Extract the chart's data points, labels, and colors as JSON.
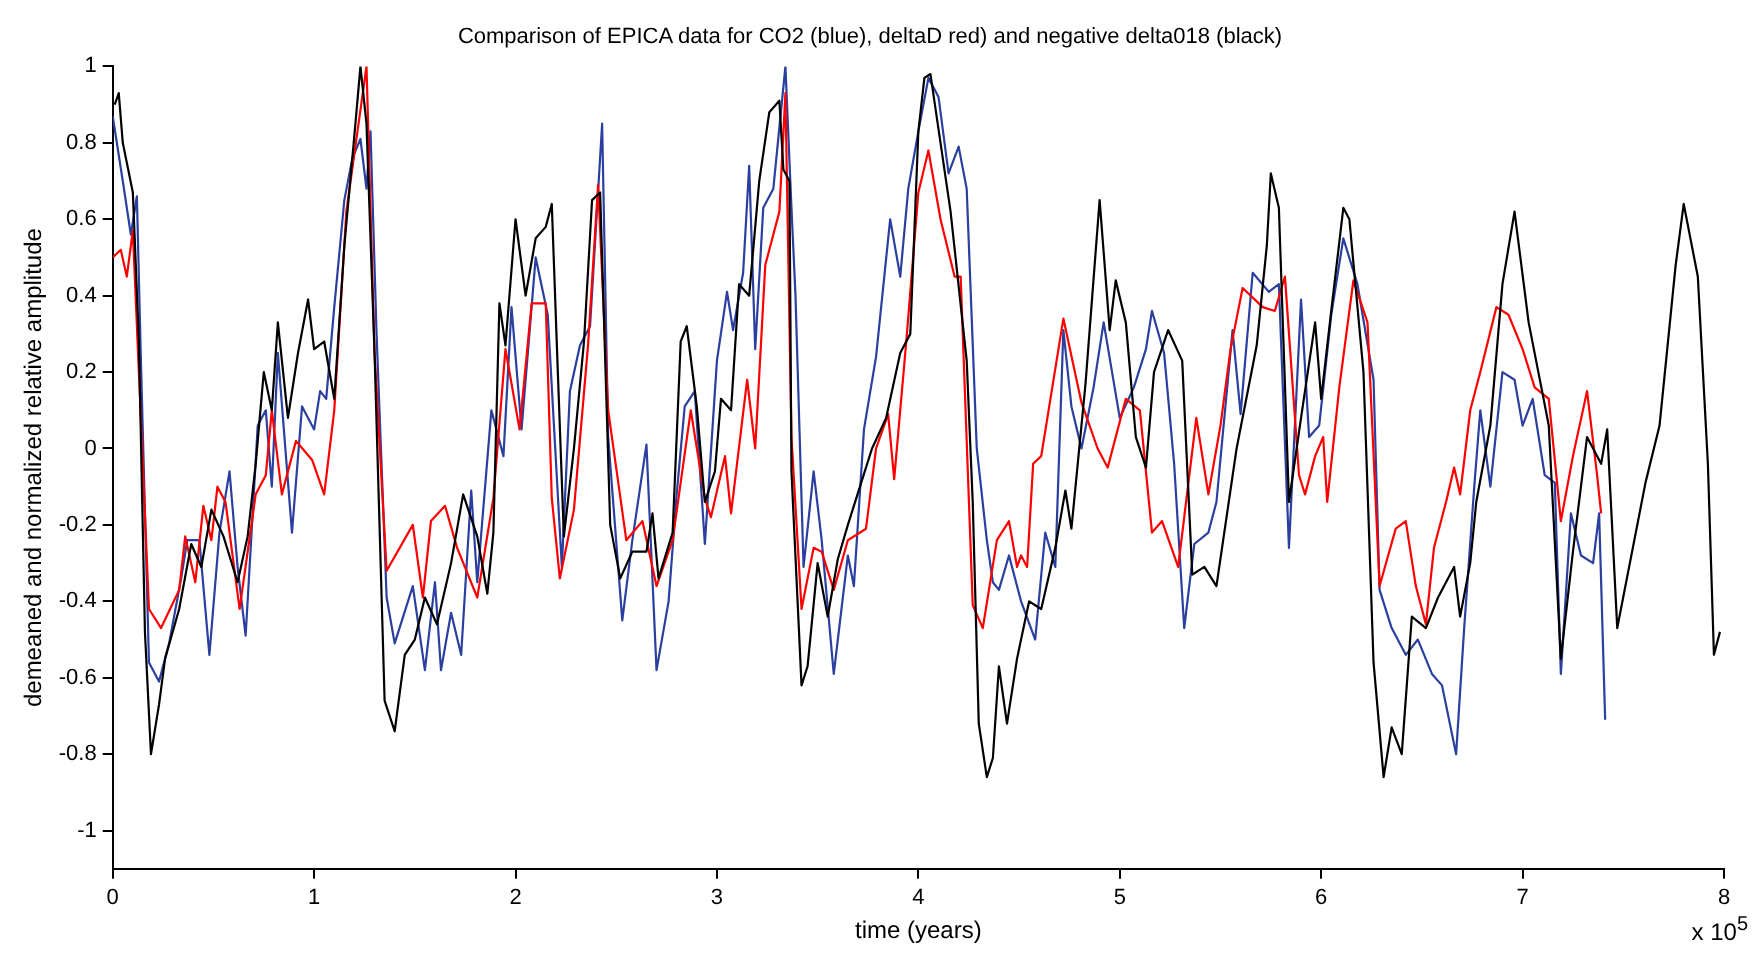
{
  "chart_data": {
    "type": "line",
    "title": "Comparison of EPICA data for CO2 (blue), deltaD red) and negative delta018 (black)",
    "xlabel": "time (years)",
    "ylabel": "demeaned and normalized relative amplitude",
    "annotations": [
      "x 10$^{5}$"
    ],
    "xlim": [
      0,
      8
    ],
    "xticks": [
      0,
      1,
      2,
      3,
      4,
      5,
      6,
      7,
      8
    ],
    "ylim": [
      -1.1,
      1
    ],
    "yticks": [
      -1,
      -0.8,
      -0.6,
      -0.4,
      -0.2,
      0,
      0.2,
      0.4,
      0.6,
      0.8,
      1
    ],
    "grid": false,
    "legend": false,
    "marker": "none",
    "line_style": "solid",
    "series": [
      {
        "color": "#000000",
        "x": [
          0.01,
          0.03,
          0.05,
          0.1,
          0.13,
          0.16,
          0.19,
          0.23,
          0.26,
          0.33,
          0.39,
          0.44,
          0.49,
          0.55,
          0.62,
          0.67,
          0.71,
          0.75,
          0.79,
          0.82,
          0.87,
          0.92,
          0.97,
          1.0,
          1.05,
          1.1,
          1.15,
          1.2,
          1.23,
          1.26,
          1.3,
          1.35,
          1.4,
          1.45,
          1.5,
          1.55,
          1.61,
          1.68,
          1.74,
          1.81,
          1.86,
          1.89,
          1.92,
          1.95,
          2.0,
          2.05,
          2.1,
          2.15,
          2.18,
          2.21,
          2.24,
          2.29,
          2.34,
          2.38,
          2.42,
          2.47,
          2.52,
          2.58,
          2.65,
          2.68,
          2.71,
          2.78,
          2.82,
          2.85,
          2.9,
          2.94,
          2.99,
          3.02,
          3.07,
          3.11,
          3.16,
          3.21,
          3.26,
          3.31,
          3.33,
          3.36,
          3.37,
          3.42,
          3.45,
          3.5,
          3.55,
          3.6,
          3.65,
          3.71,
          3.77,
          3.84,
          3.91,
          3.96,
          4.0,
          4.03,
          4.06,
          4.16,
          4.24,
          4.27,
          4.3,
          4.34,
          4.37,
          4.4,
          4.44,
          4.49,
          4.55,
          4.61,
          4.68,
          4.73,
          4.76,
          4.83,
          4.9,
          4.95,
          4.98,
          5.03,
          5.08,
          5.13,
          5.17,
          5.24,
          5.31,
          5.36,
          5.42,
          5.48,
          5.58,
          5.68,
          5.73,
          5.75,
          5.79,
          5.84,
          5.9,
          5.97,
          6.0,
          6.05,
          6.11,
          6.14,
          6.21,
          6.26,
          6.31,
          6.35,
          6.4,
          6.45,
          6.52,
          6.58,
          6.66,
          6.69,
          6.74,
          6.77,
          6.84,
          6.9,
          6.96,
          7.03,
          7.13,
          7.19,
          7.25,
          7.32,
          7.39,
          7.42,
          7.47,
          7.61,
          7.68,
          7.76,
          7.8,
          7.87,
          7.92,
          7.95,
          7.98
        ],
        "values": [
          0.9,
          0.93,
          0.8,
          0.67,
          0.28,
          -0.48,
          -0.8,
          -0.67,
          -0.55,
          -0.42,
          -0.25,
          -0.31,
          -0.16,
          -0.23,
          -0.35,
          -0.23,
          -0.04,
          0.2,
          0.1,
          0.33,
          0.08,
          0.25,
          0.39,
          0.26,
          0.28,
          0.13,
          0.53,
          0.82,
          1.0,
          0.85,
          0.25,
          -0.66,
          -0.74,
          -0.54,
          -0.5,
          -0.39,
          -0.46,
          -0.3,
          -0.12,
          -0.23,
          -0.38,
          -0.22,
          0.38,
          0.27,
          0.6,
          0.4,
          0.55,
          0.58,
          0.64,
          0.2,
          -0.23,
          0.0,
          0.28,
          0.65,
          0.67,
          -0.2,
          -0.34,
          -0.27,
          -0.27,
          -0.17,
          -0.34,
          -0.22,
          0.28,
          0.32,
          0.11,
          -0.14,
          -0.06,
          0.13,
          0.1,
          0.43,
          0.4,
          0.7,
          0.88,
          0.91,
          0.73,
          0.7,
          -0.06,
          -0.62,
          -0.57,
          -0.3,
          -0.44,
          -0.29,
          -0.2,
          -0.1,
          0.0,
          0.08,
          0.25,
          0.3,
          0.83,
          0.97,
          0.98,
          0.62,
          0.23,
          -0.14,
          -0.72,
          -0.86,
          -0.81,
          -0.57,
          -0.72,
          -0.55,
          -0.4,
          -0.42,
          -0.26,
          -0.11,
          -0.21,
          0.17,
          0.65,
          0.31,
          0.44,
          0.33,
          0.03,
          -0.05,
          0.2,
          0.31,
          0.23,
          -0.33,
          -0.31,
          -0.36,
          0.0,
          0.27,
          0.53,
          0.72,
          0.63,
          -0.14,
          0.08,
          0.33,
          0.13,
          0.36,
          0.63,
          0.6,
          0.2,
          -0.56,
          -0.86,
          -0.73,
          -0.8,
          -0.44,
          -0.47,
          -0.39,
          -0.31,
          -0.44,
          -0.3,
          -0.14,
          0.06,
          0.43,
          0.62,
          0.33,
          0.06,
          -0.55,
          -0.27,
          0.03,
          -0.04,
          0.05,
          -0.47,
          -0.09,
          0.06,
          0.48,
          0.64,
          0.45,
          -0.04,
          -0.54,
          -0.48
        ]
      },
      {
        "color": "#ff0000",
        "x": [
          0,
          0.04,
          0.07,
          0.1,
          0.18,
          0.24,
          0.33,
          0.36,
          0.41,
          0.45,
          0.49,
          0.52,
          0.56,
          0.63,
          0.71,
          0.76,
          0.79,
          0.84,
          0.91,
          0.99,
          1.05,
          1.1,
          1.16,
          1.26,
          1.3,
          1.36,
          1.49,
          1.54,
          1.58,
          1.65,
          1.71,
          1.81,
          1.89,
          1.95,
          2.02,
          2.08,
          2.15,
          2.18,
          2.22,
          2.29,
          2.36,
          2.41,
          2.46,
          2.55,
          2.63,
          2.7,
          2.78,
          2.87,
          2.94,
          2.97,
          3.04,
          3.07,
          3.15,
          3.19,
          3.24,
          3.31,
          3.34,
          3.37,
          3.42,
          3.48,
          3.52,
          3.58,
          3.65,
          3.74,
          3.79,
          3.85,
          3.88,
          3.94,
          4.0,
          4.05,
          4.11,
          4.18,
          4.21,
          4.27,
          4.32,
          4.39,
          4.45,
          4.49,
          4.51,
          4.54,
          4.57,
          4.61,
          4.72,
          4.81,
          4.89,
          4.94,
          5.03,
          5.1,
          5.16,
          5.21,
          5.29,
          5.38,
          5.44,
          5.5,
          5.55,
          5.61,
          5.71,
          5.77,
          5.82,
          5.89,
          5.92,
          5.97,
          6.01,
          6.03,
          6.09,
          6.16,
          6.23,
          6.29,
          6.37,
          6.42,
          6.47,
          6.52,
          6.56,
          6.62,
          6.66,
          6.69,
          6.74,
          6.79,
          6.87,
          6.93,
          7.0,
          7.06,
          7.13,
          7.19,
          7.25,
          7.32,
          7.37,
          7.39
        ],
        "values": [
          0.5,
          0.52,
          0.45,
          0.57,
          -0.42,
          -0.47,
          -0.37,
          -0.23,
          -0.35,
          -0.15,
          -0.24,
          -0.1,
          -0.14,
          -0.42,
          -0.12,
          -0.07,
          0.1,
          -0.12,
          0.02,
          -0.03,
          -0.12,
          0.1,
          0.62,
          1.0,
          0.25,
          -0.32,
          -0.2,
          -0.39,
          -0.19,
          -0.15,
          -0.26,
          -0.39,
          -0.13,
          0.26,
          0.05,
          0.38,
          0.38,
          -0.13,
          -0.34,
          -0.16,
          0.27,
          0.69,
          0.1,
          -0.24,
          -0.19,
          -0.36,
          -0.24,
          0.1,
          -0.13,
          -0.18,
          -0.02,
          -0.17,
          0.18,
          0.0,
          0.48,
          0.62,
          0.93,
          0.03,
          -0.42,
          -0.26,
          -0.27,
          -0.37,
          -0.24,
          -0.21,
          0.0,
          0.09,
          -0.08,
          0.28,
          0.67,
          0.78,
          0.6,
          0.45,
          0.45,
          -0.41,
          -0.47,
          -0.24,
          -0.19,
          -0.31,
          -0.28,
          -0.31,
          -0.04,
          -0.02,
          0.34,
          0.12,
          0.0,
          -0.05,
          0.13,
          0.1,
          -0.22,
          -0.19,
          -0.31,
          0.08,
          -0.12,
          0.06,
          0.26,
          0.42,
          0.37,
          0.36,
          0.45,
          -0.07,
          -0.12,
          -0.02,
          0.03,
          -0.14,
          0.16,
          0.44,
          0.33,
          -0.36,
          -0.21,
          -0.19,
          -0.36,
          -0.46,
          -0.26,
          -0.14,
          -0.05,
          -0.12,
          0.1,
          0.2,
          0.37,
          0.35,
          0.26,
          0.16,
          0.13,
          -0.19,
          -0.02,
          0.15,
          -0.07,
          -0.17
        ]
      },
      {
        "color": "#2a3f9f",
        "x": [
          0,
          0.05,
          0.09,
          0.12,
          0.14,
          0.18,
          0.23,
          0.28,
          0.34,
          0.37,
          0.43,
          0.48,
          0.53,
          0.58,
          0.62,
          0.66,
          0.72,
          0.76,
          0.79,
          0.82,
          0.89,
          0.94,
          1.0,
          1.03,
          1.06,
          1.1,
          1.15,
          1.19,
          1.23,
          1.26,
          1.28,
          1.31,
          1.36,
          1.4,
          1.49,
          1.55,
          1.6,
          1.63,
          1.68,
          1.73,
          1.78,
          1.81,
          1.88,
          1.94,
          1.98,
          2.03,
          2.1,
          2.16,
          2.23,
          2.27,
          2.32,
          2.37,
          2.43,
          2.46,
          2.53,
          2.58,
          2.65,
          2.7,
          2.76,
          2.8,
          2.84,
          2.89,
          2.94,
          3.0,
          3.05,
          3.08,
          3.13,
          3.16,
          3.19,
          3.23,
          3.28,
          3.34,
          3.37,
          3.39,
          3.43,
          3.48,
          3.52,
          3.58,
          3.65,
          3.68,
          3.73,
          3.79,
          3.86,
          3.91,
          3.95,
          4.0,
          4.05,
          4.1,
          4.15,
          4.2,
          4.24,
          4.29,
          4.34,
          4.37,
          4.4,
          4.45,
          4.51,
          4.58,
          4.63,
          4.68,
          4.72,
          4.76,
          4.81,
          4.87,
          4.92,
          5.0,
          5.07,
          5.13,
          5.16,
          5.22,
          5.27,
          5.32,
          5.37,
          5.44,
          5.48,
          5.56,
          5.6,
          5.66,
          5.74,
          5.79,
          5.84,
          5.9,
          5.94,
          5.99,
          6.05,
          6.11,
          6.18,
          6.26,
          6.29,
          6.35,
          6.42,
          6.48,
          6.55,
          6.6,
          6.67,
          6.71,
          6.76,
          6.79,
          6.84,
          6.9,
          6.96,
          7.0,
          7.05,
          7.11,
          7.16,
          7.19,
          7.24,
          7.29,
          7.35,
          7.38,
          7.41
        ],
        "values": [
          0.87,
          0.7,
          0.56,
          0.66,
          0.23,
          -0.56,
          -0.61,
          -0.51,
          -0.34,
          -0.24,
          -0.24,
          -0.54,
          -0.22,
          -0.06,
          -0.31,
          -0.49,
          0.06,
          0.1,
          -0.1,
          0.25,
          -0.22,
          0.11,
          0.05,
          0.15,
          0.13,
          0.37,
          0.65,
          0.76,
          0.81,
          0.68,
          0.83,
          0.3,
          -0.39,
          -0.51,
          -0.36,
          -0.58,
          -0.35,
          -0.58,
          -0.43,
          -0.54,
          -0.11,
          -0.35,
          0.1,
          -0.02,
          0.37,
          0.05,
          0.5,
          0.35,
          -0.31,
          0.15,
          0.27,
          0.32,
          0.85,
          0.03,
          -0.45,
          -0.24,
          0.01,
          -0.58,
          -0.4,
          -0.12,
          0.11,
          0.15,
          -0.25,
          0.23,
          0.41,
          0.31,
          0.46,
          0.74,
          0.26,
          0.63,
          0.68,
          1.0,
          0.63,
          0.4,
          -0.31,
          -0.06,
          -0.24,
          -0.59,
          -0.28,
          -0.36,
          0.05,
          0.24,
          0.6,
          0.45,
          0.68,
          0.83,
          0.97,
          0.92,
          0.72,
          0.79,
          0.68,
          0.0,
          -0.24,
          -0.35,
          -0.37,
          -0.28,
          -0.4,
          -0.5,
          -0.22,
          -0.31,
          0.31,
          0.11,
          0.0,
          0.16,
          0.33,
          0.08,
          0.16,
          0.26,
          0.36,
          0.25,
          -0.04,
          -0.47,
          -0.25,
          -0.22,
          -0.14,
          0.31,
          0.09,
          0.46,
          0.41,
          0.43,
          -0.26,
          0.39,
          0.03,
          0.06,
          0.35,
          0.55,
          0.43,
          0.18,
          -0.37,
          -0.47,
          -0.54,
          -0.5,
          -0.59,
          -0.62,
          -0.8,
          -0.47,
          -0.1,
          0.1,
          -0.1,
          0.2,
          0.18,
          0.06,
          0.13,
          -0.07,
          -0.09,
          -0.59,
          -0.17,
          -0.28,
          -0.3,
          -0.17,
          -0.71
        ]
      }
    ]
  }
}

━━━━━━━━━━━━━━━━

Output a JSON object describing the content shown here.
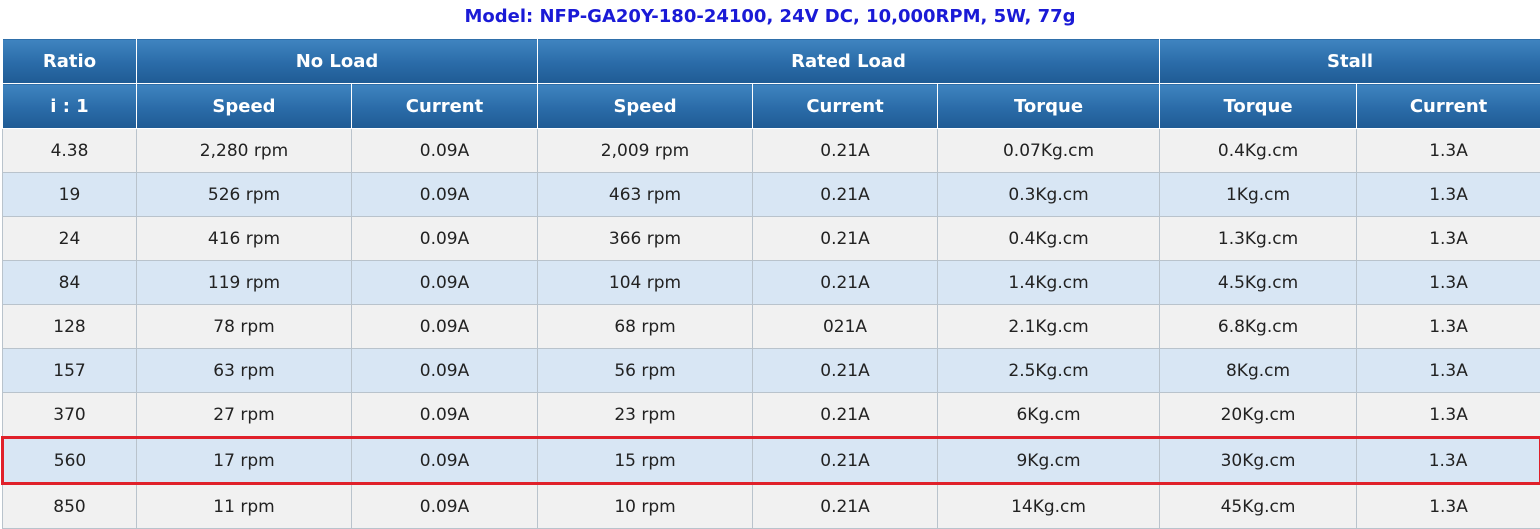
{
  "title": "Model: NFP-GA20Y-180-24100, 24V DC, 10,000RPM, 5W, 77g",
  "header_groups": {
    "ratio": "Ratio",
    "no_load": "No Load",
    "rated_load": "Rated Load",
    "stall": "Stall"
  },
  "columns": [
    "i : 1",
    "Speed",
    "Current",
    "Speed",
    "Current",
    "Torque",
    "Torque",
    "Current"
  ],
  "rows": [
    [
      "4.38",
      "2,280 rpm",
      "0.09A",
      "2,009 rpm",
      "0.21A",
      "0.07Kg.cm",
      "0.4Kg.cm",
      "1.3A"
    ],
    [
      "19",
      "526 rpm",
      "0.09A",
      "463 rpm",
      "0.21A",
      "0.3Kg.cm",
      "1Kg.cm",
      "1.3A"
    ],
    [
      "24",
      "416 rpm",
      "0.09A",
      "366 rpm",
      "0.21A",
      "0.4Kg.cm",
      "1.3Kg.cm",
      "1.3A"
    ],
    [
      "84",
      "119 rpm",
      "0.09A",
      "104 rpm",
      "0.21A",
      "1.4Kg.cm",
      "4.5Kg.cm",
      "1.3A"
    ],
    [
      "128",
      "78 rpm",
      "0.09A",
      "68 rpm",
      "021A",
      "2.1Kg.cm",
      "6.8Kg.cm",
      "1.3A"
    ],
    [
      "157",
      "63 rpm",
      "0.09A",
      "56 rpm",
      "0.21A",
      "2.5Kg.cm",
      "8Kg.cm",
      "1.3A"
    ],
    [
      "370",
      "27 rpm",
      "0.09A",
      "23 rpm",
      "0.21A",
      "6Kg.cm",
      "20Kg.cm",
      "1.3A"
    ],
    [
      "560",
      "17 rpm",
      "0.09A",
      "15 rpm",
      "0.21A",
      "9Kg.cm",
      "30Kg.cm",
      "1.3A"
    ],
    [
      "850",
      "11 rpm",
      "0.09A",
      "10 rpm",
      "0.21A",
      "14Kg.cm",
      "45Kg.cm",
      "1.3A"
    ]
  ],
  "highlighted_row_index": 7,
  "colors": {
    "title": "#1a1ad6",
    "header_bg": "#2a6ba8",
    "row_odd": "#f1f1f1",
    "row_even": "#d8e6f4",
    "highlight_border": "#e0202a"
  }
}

━━━━━━━━━━━━━━━━

▶ _Written problem_: Report only the number of lines that hold the word "Load".

▶ _Full solution_: 2